>> Begin Listed records

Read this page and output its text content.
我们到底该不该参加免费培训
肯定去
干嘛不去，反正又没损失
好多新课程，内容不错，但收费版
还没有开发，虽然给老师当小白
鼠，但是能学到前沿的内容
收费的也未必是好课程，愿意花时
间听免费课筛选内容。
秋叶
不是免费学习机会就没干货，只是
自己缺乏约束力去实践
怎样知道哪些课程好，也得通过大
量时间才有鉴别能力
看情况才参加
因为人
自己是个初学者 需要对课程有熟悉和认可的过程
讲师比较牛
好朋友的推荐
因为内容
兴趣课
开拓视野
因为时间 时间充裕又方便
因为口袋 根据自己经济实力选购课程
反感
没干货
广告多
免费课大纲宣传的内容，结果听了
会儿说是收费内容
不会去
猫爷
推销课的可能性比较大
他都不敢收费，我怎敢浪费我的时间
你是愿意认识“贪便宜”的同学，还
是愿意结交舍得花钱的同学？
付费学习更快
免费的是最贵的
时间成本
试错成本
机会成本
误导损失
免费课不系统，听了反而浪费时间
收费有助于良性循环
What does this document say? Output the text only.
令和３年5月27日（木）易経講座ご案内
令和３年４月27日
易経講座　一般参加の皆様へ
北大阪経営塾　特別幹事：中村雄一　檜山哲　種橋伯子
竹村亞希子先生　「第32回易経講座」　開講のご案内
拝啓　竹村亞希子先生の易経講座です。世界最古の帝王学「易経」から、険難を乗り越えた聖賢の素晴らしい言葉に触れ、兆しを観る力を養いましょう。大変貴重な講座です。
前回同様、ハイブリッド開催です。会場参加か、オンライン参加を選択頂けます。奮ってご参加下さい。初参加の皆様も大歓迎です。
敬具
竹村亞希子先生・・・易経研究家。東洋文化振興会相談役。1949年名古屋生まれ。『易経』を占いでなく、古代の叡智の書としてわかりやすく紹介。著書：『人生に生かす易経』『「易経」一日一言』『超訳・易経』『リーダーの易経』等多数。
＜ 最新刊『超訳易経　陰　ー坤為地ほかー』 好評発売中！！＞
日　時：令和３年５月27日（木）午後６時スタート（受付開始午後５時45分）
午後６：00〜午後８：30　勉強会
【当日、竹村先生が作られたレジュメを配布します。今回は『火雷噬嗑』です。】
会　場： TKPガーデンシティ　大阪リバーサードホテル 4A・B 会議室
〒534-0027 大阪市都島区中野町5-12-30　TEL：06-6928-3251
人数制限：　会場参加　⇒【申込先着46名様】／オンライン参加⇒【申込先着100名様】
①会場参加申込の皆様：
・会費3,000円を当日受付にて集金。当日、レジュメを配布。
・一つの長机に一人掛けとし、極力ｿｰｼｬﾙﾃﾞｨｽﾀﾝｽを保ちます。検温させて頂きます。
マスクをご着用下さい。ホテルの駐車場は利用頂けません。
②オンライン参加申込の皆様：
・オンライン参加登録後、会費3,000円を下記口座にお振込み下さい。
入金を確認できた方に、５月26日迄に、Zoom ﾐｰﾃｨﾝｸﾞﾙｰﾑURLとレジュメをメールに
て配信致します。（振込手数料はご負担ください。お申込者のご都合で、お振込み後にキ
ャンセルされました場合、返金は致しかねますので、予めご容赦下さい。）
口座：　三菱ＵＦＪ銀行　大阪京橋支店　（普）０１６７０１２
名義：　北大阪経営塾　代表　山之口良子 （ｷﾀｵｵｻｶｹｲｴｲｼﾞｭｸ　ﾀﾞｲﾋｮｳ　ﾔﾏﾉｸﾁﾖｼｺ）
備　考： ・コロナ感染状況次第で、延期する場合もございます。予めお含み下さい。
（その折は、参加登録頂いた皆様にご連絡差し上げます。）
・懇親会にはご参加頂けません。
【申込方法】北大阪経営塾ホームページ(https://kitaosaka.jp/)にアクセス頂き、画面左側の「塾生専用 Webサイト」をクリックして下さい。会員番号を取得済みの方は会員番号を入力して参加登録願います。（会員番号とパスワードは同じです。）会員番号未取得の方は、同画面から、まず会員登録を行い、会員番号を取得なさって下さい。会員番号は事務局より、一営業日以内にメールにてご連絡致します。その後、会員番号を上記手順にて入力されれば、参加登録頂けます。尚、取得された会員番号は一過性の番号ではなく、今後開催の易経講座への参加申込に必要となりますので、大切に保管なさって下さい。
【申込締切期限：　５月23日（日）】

>> End Listed records

What you are asked to do: From the records above, report the count of lines containing "this" and nothing more.

Exercise response: 2